• [PASSAGE TO READ]
Characterizing abdominal pain in IBS: guidance for study inclusion criteria, outcome measurement and clinical practice

Affiliations

Characterizing abdominal pain in IBS: guidance for study inclusion criteria, outcome measurement and clinical practice

B M R Spiegel et al. Aliment Pharmacol Ther. 2010 Nov.

Abstract

Background: Although irritable bowel syndrome (IBS) is a multisymptom disorder, abdominal pain drives illness severity more than other symptoms. Despite consensus that IBS trials should measure pain to define study entry and determine efficacy, the optimal method of measuring pain remains uncertain.

Aim: To determine whether combining information from multiple pain dimensions may capture the IBS illness experience more effectively than the approach of measuring 'pain predominance' or pain intensity alone.

Methods: Irritable bowel syndrome patients rated dimensions of pain, including intensity, frequency, constancy, predominance, predictability, duration, speed of onset and relationship to bowel movements. We evaluated the impact of each dimension on illness severity using multivariable regression techniques.

• [APPLY WHAT YOU READ]
1. Return the passage of the abstract starting with "B M R Spiegel et" and going on through "pain remains uncertain.".
2. In the abstract, which symptom drives illness severity in irritable bowel syndrome more than the other symptoms?
You can leave the data below aside, as none of it is needed here.

• [Structured page parsing data]
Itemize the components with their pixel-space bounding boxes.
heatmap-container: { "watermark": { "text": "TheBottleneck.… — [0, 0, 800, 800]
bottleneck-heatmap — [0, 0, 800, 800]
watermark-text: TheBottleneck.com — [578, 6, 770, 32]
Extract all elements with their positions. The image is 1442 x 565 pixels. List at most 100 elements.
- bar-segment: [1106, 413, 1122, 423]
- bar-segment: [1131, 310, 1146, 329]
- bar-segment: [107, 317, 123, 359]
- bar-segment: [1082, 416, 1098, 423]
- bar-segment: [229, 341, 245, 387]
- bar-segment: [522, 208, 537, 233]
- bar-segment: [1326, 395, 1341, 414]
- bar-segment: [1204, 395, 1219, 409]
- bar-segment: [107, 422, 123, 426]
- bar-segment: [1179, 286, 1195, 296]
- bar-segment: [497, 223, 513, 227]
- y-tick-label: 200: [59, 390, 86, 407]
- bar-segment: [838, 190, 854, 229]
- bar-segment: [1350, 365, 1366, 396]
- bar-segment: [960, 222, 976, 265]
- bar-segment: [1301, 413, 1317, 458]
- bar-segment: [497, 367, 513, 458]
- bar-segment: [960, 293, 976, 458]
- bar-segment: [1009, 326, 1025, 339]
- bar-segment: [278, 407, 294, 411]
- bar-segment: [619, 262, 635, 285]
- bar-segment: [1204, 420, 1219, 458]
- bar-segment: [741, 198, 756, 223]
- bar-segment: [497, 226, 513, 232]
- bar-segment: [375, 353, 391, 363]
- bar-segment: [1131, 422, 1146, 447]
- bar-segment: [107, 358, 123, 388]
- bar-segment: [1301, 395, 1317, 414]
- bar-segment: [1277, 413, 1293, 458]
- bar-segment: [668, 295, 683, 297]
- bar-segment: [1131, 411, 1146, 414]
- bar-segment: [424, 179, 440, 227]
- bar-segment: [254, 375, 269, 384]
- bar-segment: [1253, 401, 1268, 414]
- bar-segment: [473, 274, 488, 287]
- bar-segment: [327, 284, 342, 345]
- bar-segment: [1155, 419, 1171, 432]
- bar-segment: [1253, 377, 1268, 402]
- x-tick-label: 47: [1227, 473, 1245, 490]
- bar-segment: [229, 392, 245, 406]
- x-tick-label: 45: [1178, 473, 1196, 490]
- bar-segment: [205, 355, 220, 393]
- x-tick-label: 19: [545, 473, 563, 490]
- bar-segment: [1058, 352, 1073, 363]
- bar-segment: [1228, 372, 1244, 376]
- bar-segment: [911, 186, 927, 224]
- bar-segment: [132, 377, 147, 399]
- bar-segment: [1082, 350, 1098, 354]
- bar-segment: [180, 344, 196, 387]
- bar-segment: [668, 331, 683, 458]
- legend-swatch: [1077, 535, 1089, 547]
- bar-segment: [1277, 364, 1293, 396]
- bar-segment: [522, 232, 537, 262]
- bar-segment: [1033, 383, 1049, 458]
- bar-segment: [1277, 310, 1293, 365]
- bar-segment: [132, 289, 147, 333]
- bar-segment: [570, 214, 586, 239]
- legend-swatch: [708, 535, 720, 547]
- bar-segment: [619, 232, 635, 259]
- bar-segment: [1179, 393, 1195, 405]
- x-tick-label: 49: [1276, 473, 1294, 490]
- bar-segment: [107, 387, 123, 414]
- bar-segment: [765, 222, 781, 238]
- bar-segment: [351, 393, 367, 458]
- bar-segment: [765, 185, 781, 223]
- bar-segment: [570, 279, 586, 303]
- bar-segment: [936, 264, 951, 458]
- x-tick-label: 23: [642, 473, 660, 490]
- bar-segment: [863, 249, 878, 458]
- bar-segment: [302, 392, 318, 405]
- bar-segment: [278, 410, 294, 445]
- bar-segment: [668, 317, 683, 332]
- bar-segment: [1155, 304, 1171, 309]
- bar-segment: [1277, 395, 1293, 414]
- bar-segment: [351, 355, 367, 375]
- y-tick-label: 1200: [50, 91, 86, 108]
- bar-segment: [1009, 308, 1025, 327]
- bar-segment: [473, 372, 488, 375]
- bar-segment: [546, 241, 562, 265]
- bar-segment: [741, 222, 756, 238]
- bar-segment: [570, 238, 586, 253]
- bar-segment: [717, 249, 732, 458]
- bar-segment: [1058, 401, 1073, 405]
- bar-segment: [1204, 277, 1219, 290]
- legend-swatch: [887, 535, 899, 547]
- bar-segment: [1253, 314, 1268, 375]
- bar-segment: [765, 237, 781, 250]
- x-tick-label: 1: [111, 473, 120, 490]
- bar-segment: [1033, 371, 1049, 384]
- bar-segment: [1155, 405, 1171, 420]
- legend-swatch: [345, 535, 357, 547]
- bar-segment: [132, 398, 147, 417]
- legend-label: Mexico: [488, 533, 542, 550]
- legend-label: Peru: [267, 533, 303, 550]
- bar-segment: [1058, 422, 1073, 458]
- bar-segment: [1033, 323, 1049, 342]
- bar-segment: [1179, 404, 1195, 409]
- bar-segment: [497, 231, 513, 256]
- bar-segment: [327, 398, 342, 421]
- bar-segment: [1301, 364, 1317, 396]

• [RESULTS IN ORDER]
1.
B M R Spiegel et al. Aliment Pharmacol Ther. 2010 Nov.

Abstract

Background: Although irritable bowel syndrome (IBS) is a multisymptom disorder, abdominal pain drives illness severity more than other symptoms. Despite consensus that IBS trials should measure pain to define study entry and determine efficacy, the optimal method of measuring pain remains uncertain.

2. Abdominal pain.